Collection entries
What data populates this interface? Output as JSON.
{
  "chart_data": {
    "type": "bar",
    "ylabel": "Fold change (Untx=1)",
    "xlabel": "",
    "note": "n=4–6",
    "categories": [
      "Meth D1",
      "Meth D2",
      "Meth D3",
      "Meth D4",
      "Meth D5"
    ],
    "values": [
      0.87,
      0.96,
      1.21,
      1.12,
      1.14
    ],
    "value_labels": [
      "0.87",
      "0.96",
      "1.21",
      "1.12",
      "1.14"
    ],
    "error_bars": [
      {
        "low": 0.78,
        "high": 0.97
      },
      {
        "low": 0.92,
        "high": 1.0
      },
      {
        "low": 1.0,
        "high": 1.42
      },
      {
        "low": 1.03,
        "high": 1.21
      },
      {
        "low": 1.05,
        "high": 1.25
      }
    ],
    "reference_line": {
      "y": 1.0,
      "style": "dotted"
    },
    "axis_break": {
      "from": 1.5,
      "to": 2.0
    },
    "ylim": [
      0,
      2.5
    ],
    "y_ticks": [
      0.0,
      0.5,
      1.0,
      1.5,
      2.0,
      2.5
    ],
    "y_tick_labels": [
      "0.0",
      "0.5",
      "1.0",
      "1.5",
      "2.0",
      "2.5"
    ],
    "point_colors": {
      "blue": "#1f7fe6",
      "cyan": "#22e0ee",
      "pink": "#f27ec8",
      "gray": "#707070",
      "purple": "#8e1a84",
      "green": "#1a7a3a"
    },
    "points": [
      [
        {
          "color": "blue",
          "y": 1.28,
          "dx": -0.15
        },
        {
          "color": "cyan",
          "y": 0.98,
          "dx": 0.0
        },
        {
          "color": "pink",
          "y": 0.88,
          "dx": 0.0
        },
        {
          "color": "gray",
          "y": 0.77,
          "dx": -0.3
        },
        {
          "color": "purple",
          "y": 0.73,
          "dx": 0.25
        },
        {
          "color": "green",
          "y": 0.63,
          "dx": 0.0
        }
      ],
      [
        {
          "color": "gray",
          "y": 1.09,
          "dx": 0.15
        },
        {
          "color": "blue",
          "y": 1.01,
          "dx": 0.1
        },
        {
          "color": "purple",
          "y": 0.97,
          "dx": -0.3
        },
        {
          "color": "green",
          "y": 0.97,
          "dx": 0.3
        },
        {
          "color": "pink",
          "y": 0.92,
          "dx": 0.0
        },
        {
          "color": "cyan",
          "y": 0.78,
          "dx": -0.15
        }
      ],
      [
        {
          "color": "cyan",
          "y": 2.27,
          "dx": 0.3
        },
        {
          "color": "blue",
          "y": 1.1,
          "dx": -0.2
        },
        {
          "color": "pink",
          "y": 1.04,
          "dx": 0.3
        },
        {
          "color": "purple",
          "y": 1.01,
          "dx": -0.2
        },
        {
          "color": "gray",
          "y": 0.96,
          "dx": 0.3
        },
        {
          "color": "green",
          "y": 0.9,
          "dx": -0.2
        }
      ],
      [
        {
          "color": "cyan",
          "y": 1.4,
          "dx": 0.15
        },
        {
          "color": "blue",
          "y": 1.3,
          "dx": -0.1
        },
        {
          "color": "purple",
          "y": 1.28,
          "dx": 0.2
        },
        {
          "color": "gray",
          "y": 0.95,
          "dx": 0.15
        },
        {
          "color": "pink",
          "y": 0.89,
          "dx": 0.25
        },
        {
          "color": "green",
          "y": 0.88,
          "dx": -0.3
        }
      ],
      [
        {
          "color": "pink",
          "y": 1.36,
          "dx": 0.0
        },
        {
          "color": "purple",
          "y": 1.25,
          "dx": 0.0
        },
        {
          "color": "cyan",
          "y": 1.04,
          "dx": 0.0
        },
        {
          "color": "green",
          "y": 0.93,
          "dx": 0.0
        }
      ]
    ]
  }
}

DIRECTIONS:
Repeat every line of the material exactly as given.

SOLUTION TO THIS EXERCISE:
What data populates this interface? Output as JSON.
{
  "chart_data": {
    "type": "bar",
    "ylabel": "Fold change (Untx=1)",
    "xlabel": "",
    "note": "n=4–6",
    "categories": [
      "Meth D1",
      "Meth D2",
      "Meth D3",
      "Meth D4",
      "Meth D5"
    ],
    "values": [
      0.87,
      0.96,
      1.21,
      1.12,
      1.14
    ],
    "value_labels": [
      "0.87",
      "0.96",
      "1.21",
      "1.12",
      "1.14"
    ],
    "error_bars": [
      {
        "low": 0.78,
        "high": 0.97
      },
      {
        "low": 0.92,
        "high": 1.0
      },
      {
        "low": 1.0,
        "high": 1.42
      },
      {
        "low": 1.03,
        "high": 1.21
      },
      {
        "low": 1.05,
        "high": 1.25
      }
    ],
    "reference_line": {
      "y": 1.0,
      "style": "dotted"
    },
    "axis_break": {
      "from": 1.5,
      "to": 2.0
    },
    "ylim": [
      0,
      2.5
    ],
    "y_ticks": [
      0.0,
      0.5,
      1.0,
      1.5,
      2.0,
      2.5
    ],
    "y_tick_labels": [
      "0.0",
      "0.5",
      "1.0",
      "1.5",
      "2.0",
      "2.5"
    ],
    "point_colors": {
      "blue": "#1f7fe6",
      "cyan": "#22e0ee",
      "pink": "#f27ec8",
      "gray": "#707070",
      "purple": "#8e1a84",
      "green": "#1a7a3a"
    },
    "points": [
      [
        {
          "color": "blue",
          "y": 1.28,
          "dx": -0.15
        },
        {
          "color": "cyan",
          "y": 0.98,
          "dx": 0.0
        },
        {
          "color": "pink",
          "y": 0.88,
          "dx": 0.0
        },
        {
          "color": "gray",
          "y": 0.77,
          "dx": -0.3
        },
        {
          "color": "purple",
          "y": 0.73,
          "dx": 0.25
        },
        {
          "color": "green",
          "y": 0.63,
          "dx": 0.0
        }
      ],
      [
        {
          "color": "gray",
          "y": 1.09,
          "dx": 0.15
        },
        {
          "color": "blue",
          "y": 1.01,
          "dx": 0.1
        },
        {
          "color": "purple",
          "y": 0.97,
          "dx": -0.3
        },
        {
          "color": "green",
          "y": 0.97,
          "dx": 0.3
        },
        {
          "color": "pink",
          "y": 0.92,
          "dx": 0.0
        },
        {
          "color": "cyan",
          "y": 0.78,
          "dx": -0.15
        }
      ],
      [
        {
          "color": "cyan",
          "y": 2.27,
          "dx": 0.3
        },
        {
          "color": "blue",
          "y": 1.1,
          "dx": -0.2
        },
        {
          "color": "pink",
          "y": 1.04,
          "dx": 0.3
        },
        {
          "color": "purple",
          "y": 1.01,
          "dx": -0.2
        },
        {
          "color": "gray",
          "y": 0.96,
          "dx": 0.3
        },
        {
          "color": "green",
          "y": 0.9,
          "dx": -0.2
        }
      ],
      [
        {
          "color": "cyan",
          "y": 1.4,
          "dx": 0.15
        },
        {
          "color": "blue",
          "y": 1.3,
          "dx": -0.1
        },
        {
          "color": "purple",
          "y": 1.28,
          "dx": 0.2
        },
        {
          "color": "gray",
          "y": 0.95,
          "dx": 0.15
        },
        {
          "color": "pink",
          "y": 0.89,
          "dx": 0.25
        },
        {
          "color": "green",
          "y": 0.88,
          "dx": -0.3
        }
      ],
      [
        {
          "color": "pink",
          "y": 1.36,
          "dx": 0.0
        },
        {
          "color": "purple",
          "y": 1.25,
          "dx": 0.0
        },
        {
          "color": "cyan",
          "y": 1.04,
          "dx": 0.0
        },
        {
          "color": "green",
          "y": 0.93,
          "dx": 0.0
        }
      ]
    ]
  }
}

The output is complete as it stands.